> Short task
Work out how many lines of the listing hold the string "dégâts", then answer with that number and nothing else.

> Dataset records
- - - - - - -
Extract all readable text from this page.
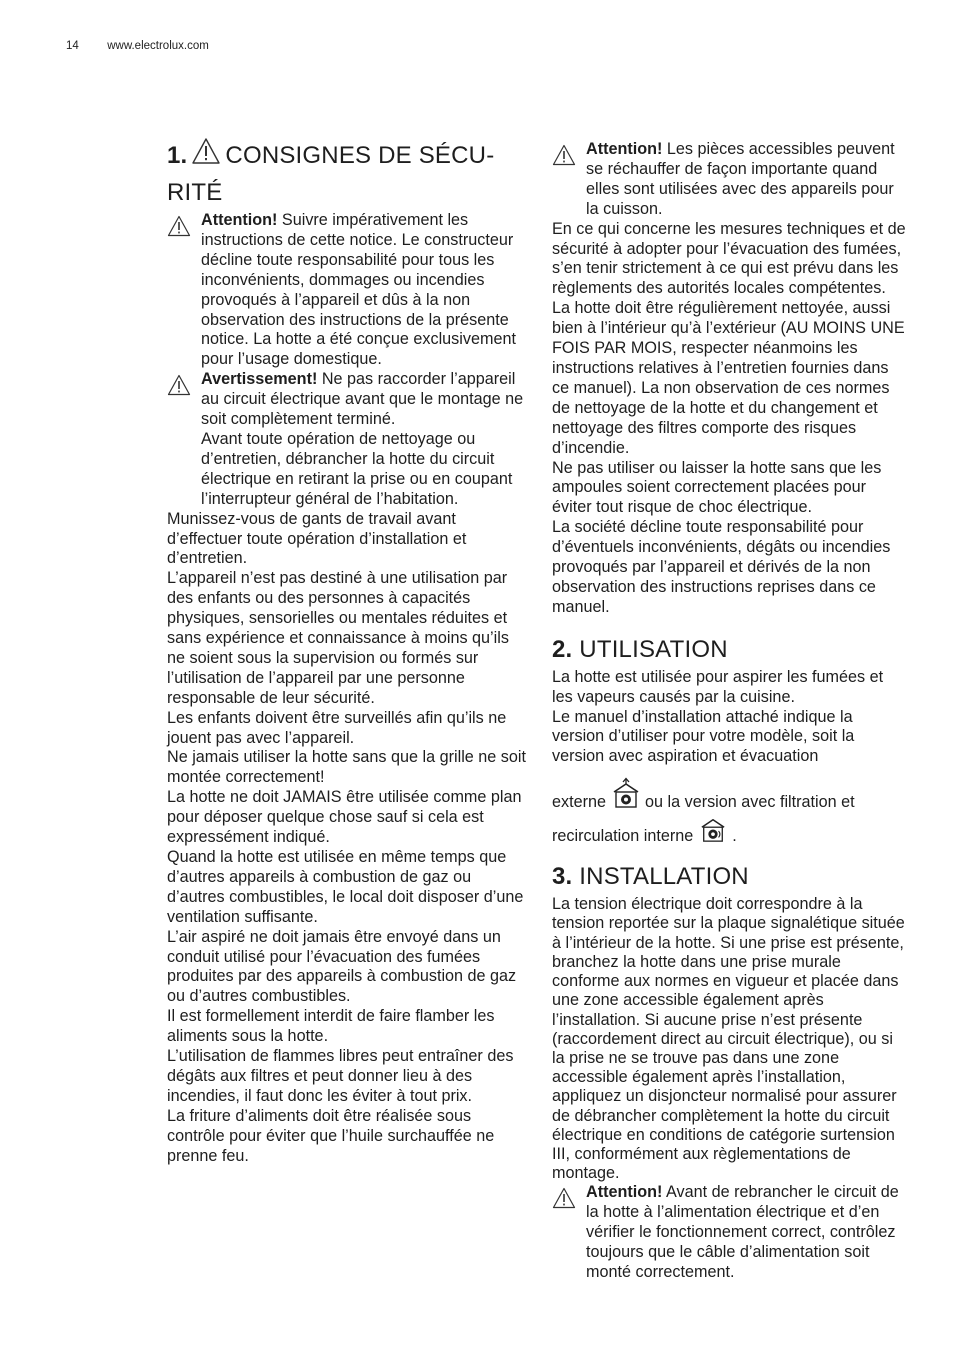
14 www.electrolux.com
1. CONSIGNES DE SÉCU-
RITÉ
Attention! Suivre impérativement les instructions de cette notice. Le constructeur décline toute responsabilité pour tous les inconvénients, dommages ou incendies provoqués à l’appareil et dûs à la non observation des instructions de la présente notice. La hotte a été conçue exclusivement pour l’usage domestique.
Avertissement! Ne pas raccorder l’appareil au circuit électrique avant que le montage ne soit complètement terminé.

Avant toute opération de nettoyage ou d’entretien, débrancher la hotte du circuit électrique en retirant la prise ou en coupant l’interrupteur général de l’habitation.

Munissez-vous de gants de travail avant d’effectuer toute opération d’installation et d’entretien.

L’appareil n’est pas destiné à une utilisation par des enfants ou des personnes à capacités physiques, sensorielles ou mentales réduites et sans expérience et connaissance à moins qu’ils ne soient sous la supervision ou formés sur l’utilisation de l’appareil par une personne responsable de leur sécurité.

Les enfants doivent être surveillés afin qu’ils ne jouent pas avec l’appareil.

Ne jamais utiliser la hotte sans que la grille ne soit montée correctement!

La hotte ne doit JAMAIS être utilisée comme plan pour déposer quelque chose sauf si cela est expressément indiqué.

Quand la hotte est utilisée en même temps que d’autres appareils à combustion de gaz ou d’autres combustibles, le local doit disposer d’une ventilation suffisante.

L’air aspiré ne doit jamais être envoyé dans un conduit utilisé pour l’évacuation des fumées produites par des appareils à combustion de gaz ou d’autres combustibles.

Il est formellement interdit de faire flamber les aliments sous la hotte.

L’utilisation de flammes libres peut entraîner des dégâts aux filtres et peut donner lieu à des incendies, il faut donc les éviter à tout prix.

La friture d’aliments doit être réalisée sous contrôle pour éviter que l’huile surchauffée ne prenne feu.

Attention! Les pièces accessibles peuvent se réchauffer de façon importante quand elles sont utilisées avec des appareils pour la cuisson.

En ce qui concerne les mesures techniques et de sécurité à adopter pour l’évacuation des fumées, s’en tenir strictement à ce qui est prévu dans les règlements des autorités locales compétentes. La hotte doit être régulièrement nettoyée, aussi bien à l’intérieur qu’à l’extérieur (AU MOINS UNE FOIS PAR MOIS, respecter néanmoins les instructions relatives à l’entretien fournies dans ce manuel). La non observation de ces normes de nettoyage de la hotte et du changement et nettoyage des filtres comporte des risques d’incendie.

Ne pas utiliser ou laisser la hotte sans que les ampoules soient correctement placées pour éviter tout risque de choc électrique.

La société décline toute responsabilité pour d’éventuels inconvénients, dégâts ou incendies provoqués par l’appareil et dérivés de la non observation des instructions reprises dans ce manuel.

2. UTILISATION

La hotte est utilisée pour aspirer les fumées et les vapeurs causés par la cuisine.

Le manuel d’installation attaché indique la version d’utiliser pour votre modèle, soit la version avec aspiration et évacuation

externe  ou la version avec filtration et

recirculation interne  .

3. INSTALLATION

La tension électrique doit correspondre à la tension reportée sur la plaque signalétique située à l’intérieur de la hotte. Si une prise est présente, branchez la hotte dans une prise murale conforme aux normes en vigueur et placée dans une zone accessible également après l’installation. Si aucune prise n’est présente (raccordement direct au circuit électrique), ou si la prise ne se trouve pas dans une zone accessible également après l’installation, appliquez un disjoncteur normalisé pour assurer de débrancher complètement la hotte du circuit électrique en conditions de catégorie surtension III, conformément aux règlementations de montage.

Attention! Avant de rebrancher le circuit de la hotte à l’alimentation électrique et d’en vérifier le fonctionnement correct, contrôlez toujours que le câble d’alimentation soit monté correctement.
- - - - - - -
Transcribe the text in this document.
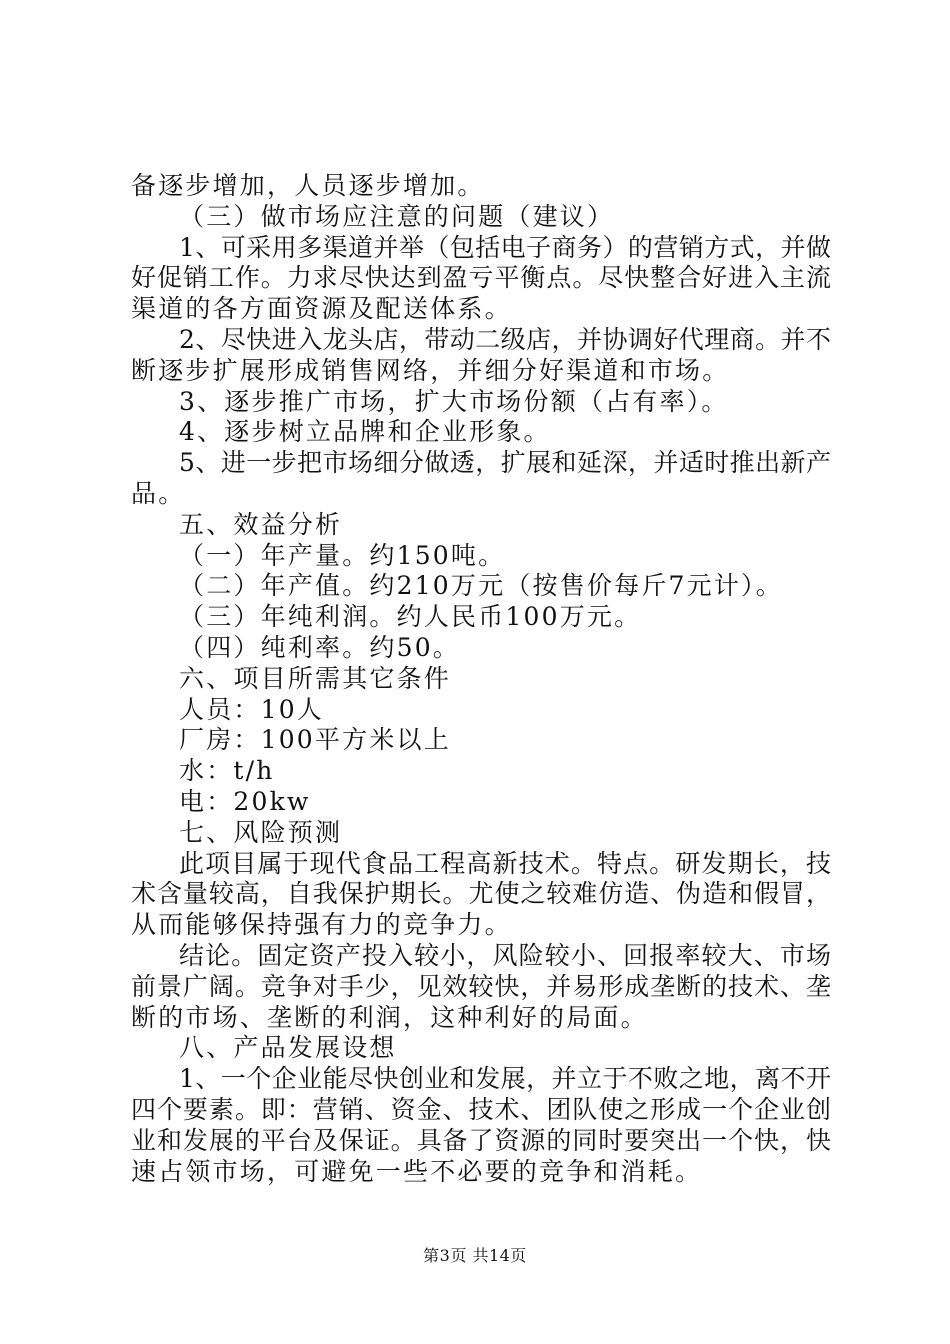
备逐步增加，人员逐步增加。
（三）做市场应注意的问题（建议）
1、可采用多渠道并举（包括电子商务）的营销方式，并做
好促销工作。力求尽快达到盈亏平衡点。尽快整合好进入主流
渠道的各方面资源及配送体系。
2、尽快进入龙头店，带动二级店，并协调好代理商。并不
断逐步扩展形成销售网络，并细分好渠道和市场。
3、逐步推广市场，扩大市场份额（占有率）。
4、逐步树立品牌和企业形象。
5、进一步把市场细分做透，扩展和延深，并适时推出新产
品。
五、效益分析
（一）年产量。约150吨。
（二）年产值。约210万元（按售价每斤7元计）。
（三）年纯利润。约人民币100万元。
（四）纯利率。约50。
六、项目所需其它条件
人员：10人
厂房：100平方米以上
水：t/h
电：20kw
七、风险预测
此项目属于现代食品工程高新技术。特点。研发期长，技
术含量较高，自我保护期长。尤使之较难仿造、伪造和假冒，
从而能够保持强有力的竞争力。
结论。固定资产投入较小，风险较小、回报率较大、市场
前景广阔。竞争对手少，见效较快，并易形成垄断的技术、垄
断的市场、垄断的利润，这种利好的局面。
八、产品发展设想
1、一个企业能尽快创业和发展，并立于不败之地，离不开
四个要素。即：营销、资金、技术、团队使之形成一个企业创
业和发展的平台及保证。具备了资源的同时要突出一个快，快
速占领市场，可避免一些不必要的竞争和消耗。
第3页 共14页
- - - - - - -
> Task answer
2